Records from a dataset:
* * * *

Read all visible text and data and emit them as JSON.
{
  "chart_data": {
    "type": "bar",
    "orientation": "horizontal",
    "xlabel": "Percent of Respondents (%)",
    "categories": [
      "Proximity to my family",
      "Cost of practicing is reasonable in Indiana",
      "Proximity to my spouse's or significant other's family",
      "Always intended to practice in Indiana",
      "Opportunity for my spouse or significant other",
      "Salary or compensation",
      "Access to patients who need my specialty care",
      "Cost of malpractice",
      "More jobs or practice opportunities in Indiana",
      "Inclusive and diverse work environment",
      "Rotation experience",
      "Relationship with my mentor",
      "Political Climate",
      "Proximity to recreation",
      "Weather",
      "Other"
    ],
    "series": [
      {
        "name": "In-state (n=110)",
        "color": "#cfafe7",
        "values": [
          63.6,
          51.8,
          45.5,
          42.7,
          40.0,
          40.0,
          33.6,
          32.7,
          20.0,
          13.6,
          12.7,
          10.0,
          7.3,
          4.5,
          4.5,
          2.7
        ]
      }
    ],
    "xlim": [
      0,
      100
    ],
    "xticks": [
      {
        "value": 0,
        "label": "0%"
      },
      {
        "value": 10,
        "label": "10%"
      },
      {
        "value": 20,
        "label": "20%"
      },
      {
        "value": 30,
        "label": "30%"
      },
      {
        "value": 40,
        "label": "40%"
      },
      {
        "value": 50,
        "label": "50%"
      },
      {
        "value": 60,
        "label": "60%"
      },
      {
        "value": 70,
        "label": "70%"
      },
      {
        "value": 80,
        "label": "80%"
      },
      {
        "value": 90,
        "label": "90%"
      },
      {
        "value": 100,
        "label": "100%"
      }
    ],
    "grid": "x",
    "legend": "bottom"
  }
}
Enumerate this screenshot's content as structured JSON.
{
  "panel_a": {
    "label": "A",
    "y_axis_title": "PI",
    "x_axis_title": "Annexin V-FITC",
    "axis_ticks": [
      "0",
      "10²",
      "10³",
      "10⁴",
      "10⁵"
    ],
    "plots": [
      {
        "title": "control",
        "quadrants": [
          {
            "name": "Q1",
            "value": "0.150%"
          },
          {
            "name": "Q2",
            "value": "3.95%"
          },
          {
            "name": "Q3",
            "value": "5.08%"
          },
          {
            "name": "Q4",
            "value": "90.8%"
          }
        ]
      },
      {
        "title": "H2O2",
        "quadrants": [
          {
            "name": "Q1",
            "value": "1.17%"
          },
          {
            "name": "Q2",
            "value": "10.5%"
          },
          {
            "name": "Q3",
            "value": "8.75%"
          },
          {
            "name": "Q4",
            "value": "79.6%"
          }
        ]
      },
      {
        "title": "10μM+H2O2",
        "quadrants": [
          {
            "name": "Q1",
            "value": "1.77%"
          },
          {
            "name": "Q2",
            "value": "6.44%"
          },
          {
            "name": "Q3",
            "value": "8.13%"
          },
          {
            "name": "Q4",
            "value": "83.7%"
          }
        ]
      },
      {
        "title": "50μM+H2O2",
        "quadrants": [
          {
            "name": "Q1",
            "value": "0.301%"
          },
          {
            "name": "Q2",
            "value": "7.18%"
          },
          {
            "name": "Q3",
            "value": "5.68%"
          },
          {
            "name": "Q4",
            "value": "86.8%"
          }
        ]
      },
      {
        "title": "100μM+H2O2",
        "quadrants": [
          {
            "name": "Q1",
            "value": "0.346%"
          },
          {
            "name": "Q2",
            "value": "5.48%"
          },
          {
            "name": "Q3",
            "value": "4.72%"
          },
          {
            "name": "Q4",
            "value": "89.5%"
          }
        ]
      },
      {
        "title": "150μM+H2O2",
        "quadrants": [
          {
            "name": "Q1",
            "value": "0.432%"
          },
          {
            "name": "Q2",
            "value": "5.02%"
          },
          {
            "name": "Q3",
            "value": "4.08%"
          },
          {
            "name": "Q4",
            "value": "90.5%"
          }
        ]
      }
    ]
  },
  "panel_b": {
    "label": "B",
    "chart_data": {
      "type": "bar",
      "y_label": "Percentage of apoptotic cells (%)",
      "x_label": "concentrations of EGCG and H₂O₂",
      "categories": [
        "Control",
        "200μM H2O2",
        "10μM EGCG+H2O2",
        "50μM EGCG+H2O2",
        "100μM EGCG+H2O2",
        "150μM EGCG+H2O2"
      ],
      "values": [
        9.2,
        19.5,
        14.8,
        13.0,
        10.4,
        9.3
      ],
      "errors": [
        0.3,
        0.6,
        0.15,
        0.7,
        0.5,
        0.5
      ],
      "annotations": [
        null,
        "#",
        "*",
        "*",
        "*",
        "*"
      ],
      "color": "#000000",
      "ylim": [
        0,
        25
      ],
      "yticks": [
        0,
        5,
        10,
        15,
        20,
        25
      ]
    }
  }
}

* * * *

Copy every line of the records above that holds the word "EGCG".

      "x_label": "concentrations of EGCG and H₂O₂",
        "10μM EGCG+H2O2",
        "50μM EGCG+H2O2",
        "100μM EGCG+H2O2",
        "150μM EGCG+H2O2"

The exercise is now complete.